# OBJECTIVE
Take each line that has the word "Latitude" and return it.
══ RECORDS FOR THE TASK ══
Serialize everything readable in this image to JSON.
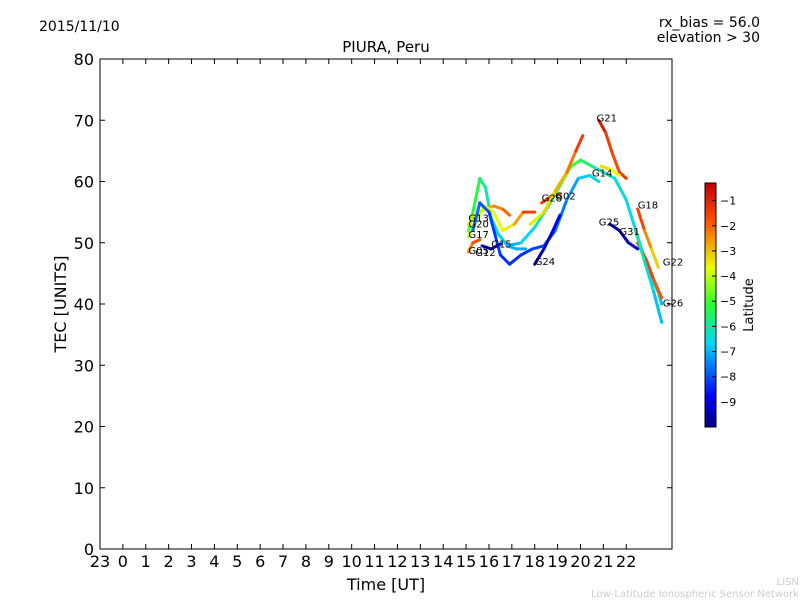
{
  "header": {
    "date": "2015/11/10",
    "rx_bias": "rx_bias = 56.0",
    "elevation": "elevation > 30"
  },
  "footer": {
    "line1": "LISN",
    "line2": "Low-Latitude Ionospheric Sensor Network"
  },
  "chart_data": {
    "type": "line",
    "title": "PIURA, Peru",
    "xlabel": "Time [UT]",
    "ylabel": "TEC [UNITS]",
    "x_ticks": [
      "23",
      "0",
      "1",
      "2",
      "3",
      "4",
      "5",
      "6",
      "7",
      "8",
      "9",
      "10",
      "11",
      "12",
      "13",
      "14",
      "15",
      "16",
      "17",
      "18",
      "19",
      "20",
      "21",
      "22"
    ],
    "xlim": [
      -1,
      24
    ],
    "ylim": [
      0,
      80
    ],
    "y_ticks": [
      0,
      10,
      20,
      30,
      40,
      50,
      60,
      70,
      80
    ],
    "colorbar": {
      "label": "Latitude",
      "range": [
        -10,
        -0.3
      ],
      "ticks": [
        -1,
        -2,
        -3,
        -4,
        -5,
        -6,
        -7,
        -8,
        -9
      ]
    },
    "series": [
      {
        "name": "G13",
        "points": [
          [
            15.1,
            52
          ],
          [
            15.3,
            55
          ],
          [
            15.6,
            60.5
          ],
          [
            15.85,
            59
          ],
          [
            16.1,
            54
          ],
          [
            16.4,
            51.5
          ],
          [
            16.8,
            49.5
          ],
          [
            17.2,
            49
          ],
          [
            17.6,
            49
          ]
        ],
        "lat": [
          -4.5,
          -5,
          -5.5,
          -6,
          -6.3,
          -6.6,
          -6.9,
          -7.1,
          -7.2
        ]
      },
      {
        "name": "G20",
        "points": [
          [
            15.1,
            53
          ],
          [
            15.4,
            54.5
          ],
          [
            15.8,
            55.5
          ],
          [
            16.2,
            56
          ],
          [
            16.6,
            55.5
          ],
          [
            16.9,
            54.5
          ]
        ],
        "lat": [
          -3.8,
          -3.4,
          -3,
          -2.6,
          -2.2,
          -1.9
        ]
      },
      {
        "name": "G17",
        "points": [
          [
            15.1,
            51
          ],
          [
            15.5,
            54
          ],
          [
            15.8,
            56
          ],
          [
            16.2,
            55
          ],
          [
            16.6,
            52
          ],
          [
            17.1,
            53
          ],
          [
            17.5,
            55
          ],
          [
            18,
            55
          ]
        ],
        "lat": [
          -4.4,
          -4.1,
          -3.8,
          -3.6,
          -3.8,
          -3.3,
          -2,
          -1
        ]
      },
      {
        "name": "G05",
        "points": [
          [
            15.1,
            48.5
          ],
          [
            15.3,
            50
          ],
          [
            15.6,
            50.5
          ]
        ],
        "lat": [
          -2.8,
          -2,
          -1.3
        ]
      },
      {
        "name": "G12",
        "points": [
          [
            15.3,
            52
          ],
          [
            15.6,
            56.5
          ],
          [
            16,
            55
          ],
          [
            16.5,
            48
          ],
          [
            16.9,
            46.5
          ],
          [
            17.4,
            48
          ],
          [
            17.9,
            49
          ],
          [
            18.4,
            49.5
          ],
          [
            18.9,
            52
          ],
          [
            19.4,
            57
          ],
          [
            19.9,
            60.5
          ],
          [
            20.4,
            61
          ],
          [
            20.8,
            60
          ]
        ],
        "lat": [
          -7.6,
          -7.8,
          -8.1,
          -8.3,
          -8.4,
          -8.3,
          -8.2,
          -8.1,
          -7.8,
          -7.4,
          -7,
          -6.6,
          -6.2
        ]
      },
      {
        "name": "G15",
        "points": [
          [
            15.7,
            49.5
          ],
          [
            16.1,
            49
          ],
          [
            16.5,
            49.8
          ]
        ],
        "lat": [
          -9.5,
          -9.4,
          -9.3
        ]
      },
      {
        "name": "G24",
        "points": [
          [
            18,
            46.5
          ],
          [
            18.4,
            49
          ],
          [
            18.8,
            52
          ],
          [
            19.1,
            54.5
          ]
        ],
        "lat": [
          -9.7,
          -9.4,
          -9.1,
          -8.8
        ]
      },
      {
        "name": "G28",
        "points": [
          [
            18.3,
            56.5
          ],
          [
            18.7,
            57.5
          ],
          [
            19.1,
            58
          ]
        ],
        "lat": [
          -1.2,
          -1.6,
          -2
        ]
      },
      {
        "name": "G02",
        "points": [
          [
            16.8,
            49.5
          ],
          [
            17.4,
            50
          ],
          [
            18,
            52.5
          ],
          [
            18.6,
            56
          ],
          [
            19.2,
            60
          ],
          [
            19.6,
            62.5
          ],
          [
            20,
            63.5
          ],
          [
            20.5,
            62.5
          ],
          [
            21,
            61.5
          ],
          [
            21.5,
            60.5
          ],
          [
            22,
            57
          ],
          [
            22.5,
            51
          ],
          [
            23,
            45
          ],
          [
            23.4,
            42
          ],
          [
            23.55,
            40
          ]
        ],
        "lat": [
          -7.2,
          -6.9,
          -6.4,
          -5.5,
          -4.7,
          -4.8,
          -5.3,
          -5.8,
          -6.2,
          -6.4,
          -6.5,
          -6.6,
          -6.8,
          -6.9,
          -7
        ]
      },
      {
        "name": "G14",
        "points": [
          [
            17.8,
            53
          ],
          [
            18.4,
            55
          ],
          [
            18.9,
            58.5
          ],
          [
            19.4,
            61.5
          ],
          [
            19.8,
            65
          ],
          [
            20.1,
            67.5
          ]
        ],
        "lat": [
          -3.6,
          -3.4,
          -3.1,
          -2.6,
          -1.8,
          -1
        ]
      },
      {
        "name": "G21",
        "points": [
          [
            20.8,
            70
          ],
          [
            21.1,
            68
          ],
          [
            21.4,
            64.5
          ],
          [
            21.7,
            61.5
          ],
          [
            22,
            60.5
          ]
        ],
        "lat": [
          -0.6,
          -1.1,
          -1.8,
          -1.5,
          -1.2
        ]
      },
      {
        "name": "G25",
        "points": [
          [
            20.9,
            62.5
          ],
          [
            21.3,
            62
          ],
          [
            21.7,
            61
          ]
        ],
        "lat": [
          -3.2,
          -3.5,
          -3.8
        ]
      },
      {
        "name": "G31",
        "points": [
          [
            21.3,
            53
          ],
          [
            21.7,
            52
          ],
          [
            22.1,
            50
          ],
          [
            22.5,
            49
          ]
        ],
        "lat": [
          -9.8,
          -9.6,
          -9.3,
          -9
        ]
      },
      {
        "name": "G18",
        "points": [
          [
            22.5,
            55.5
          ],
          [
            22.8,
            52
          ],
          [
            23.1,
            49
          ],
          [
            23.4,
            46
          ]
        ],
        "lat": [
          -1.1,
          -2,
          -2.8,
          -3.5
        ]
      },
      {
        "name": "G22",
        "points": [
          [
            22.5,
            50
          ],
          [
            22.9,
            47
          ],
          [
            23.2,
            44
          ],
          [
            23.55,
            41
          ]
        ],
        "lat": [
          -0.9,
          -1.4,
          -1.7,
          -2
        ]
      },
      {
        "name": "G26",
        "points": [
          [
            22.4,
            52
          ],
          [
            22.8,
            47
          ],
          [
            23.2,
            42
          ],
          [
            23.55,
            37
          ]
        ],
        "lat": [
          -5.8,
          -6.2,
          -6.6,
          -7.2
        ]
      }
    ],
    "series_labels": [
      {
        "name": "G13",
        "x": 15.1,
        "y": 53.5
      },
      {
        "name": "G20",
        "x": 15.1,
        "y": 52.5
      },
      {
        "name": "G17",
        "x": 15.1,
        "y": 50.8
      },
      {
        "name": "G05",
        "x": 15.1,
        "y": 48.2
      },
      {
        "name": "G12",
        "x": 15.4,
        "y": 47.8
      },
      {
        "name": "G15",
        "x": 16.1,
        "y": 49.2
      },
      {
        "name": "G24",
        "x": 18.0,
        "y": 46.4
      },
      {
        "name": "G28",
        "x": 18.3,
        "y": 56.7
      },
      {
        "name": "G02",
        "x": 18.9,
        "y": 57.1
      },
      {
        "name": "G14",
        "x": 20.5,
        "y": 60.8
      },
      {
        "name": "G21",
        "x": 20.7,
        "y": 69.8
      },
      {
        "name": "G25",
        "x": 20.8,
        "y": 52.8
      },
      {
        "name": "G31",
        "x": 21.7,
        "y": 51.3
      },
      {
        "name": "G18",
        "x": 22.5,
        "y": 55.6
      },
      {
        "name": "G22",
        "x": 23.6,
        "y": 46.3
      },
      {
        "name": "G26",
        "x": 23.6,
        "y": 39.6
      }
    ]
  }
}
═══
# SOLUTION TO THIS PROBLEM
    "line2": "Low-Latitude Ionospheric Sensor Network"
      "label": "Latitude",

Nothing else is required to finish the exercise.